Dataset items
%%
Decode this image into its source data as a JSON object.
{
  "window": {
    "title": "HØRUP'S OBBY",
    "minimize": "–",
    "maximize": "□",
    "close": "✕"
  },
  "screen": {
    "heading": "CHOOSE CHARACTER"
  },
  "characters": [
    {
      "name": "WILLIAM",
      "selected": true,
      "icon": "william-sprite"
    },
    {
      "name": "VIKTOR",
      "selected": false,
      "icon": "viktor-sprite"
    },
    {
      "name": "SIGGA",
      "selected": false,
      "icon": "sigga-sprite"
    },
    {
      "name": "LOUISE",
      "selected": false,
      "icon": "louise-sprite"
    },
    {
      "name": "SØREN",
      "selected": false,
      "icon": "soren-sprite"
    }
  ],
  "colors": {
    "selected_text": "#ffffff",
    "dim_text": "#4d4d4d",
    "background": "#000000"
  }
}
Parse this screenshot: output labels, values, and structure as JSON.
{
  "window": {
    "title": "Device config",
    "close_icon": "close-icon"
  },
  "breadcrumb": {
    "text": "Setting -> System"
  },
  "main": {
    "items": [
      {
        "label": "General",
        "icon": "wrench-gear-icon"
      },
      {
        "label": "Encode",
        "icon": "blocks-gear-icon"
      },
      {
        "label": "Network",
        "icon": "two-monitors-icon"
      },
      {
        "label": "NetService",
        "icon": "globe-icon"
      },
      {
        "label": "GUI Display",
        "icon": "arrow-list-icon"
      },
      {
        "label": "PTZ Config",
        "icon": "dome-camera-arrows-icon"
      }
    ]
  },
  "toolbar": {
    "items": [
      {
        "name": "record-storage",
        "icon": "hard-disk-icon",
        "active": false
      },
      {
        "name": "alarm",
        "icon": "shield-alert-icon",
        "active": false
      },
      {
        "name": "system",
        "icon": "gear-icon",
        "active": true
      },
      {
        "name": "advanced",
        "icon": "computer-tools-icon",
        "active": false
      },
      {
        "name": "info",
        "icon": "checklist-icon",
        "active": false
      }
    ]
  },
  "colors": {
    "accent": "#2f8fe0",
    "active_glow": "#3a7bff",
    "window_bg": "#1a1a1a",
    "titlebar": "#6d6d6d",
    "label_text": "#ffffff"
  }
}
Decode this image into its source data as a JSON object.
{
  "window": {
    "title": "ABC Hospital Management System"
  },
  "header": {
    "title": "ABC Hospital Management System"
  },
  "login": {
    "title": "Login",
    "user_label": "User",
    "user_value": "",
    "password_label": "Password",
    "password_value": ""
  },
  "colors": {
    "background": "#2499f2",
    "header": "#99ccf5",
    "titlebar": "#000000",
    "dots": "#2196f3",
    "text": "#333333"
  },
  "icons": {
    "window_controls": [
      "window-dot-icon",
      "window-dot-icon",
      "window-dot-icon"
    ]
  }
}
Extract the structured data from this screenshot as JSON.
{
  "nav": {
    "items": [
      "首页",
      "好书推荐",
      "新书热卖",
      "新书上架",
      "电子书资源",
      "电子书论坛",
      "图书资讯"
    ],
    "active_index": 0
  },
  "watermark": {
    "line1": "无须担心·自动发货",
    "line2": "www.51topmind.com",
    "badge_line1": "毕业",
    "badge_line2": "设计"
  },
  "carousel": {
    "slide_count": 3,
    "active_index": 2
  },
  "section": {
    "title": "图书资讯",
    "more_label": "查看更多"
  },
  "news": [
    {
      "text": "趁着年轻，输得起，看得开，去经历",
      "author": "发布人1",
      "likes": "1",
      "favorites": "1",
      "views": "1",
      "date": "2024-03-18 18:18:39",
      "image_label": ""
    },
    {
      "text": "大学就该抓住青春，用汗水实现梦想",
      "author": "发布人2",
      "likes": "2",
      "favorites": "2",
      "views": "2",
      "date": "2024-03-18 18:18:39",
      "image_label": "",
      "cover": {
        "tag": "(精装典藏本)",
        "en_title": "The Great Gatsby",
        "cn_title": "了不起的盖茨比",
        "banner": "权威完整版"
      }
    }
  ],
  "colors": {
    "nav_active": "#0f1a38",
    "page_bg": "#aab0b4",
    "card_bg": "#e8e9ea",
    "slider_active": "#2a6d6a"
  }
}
%%
Given request
Return the full listing, character for character.

Answer below
Decode this image into its source data as a JSON object.
{
  "window": {
    "title": "HØRUP'S OBBY",
    "minimize": "–",
    "maximize": "□",
    "close": "✕"
  },
  "screen": {
    "heading": "CHOOSE CHARACTER"
  },
  "characters": [
    {
      "name": "WILLIAM",
      "selected": true,
      "icon": "william-sprite"
    },
    {
      "name": "VIKTOR",
      "selected": false,
      "icon": "viktor-sprite"
    },
    {
      "name": "SIGGA",
      "selected": false,
      "icon": "sigga-sprite"
    },
    {
      "name": "LOUISE",
      "selected": false,
      "icon": "louise-sprite"
    },
    {
      "name": "SØREN",
      "selected": false,
      "icon": "soren-sprite"
    }
  ],
  "colors": {
    "selected_text": "#ffffff",
    "dim_text": "#4d4d4d",
    "background": "#000000"
  }
}
Parse this screenshot: output labels, values, and structure as JSON.
{
  "window": {
    "title": "Device config",
    "close_icon": "close-icon"
  },
  "breadcrumb": {
    "text": "Setting -> System"
  },
  "main": {
    "items": [
      {
        "label": "General",
        "icon": "wrench-gear-icon"
      },
      {
        "label": "Encode",
        "icon": "blocks-gear-icon"
      },
      {
        "label": "Network",
        "icon": "two-monitors-icon"
      },
      {
        "label": "NetService",
        "icon": "globe-icon"
      },
      {
        "label": "GUI Display",
        "icon": "arrow-list-icon"
      },
      {
        "label": "PTZ Config",
        "icon": "dome-camera-arrows-icon"
      }
    ]
  },
  "toolbar": {
    "items": [
      {
        "name": "record-storage",
        "icon": "hard-disk-icon",
        "active": false
      },
      {
        "name": "alarm",
        "icon": "shield-alert-icon",
        "active": false
      },
      {
        "name": "system",
        "icon": "gear-icon",
        "active": true
      },
      {
        "name": "advanced",
        "icon": "computer-tools-icon",
        "active": false
      },
      {
        "name": "info",
        "icon": "checklist-icon",
        "active": false
      }
    ]
  },
  "colors": {
    "accent": "#2f8fe0",
    "active_glow": "#3a7bff",
    "window_bg": "#1a1a1a",
    "titlebar": "#6d6d6d",
    "label_text": "#ffffff"
  }
}
Decode this image into its source data as a JSON object.
{
  "window": {
    "title": "ABC Hospital Management System"
  },
  "header": {
    "title": "ABC Hospital Management System"
  },
  "login": {
    "title": "Login",
    "user_label": "User",
    "user_value": "",
    "password_label": "Password",
    "password_value": ""
  },
  "colors": {
    "background": "#2499f2",
    "header": "#99ccf5",
    "titlebar": "#000000",
    "dots": "#2196f3",
    "text": "#333333"
  },
  "icons": {
    "window_controls": [
      "window-dot-icon",
      "window-dot-icon",
      "window-dot-icon"
    ]
  }
}
Extract the structured data from this screenshot as JSON.
{
  "nav": {
    "items": [
      "首页",
      "好书推荐",
      "新书热卖",
      "新书上架",
      "电子书资源",
      "电子书论坛",
      "图书资讯"
    ],
    "active_index": 0
  },
  "watermark": {
    "line1": "无须担心·自动发货",
    "line2": "www.51topmind.com",
    "badge_line1": "毕业",
    "badge_line2": "设计"
  },
  "carousel": {
    "slide_count": 3,
    "active_index": 2
  },
  "section": {
    "title": "图书资讯",
    "more_label": "查看更多"
  },
  "news": [
    {
      "text": "趁着年轻，输得起，看得开，去经历",
      "author": "发布人1",
      "likes": "1",
      "favorites": "1",
      "views": "1",
      "date": "2024-03-18 18:18:39",
      "image_label": ""
    },
    {
      "text": "大学就该抓住青春，用汗水实现梦想",
      "author": "发布人2",
      "likes": "2",
      "favorites": "2",
      "views": "2",
      "date": "2024-03-18 18:18:39",
      "image_label": "",
      "cover": {
        "tag": "(精装典藏本)",
        "en_title": "The Great Gatsby",
        "cn_title": "了不起的盖茨比",
        "banner": "权威完整版"
      }
    }
  ],
  "colors": {
    "nav_active": "#0f1a38",
    "page_bg": "#aab0b4",
    "card_bg": "#e8e9ea",
    "slider_active": "#2a6d6a"
  }
}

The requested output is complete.